● **Aim**:
Read the material below and count the lines holding the string "this". Give that count with nothing added.

[Rows from a dataset]
-------------------------
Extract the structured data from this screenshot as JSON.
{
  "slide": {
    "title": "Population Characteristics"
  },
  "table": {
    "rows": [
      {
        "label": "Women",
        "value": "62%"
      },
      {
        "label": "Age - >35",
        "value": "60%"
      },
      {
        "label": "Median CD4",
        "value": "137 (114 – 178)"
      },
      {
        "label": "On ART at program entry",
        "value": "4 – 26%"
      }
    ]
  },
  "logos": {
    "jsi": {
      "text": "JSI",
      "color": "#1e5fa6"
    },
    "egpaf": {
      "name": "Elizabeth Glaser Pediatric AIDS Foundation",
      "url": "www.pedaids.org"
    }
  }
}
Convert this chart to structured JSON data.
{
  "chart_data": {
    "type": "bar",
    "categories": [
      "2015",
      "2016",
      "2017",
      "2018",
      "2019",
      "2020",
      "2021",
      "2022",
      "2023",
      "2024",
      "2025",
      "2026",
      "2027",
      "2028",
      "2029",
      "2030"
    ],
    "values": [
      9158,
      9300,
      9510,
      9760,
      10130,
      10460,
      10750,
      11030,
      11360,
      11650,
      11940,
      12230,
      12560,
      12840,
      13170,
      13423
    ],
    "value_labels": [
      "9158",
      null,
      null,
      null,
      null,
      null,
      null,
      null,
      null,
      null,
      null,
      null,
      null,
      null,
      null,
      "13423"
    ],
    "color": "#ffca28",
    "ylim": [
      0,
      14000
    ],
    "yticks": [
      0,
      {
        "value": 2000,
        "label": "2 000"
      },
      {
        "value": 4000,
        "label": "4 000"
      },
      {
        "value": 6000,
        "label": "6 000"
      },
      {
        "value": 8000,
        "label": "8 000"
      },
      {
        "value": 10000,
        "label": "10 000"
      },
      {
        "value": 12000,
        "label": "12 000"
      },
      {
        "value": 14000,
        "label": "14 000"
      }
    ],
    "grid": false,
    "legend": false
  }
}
-------------------------
● **Result of the exercise**:
2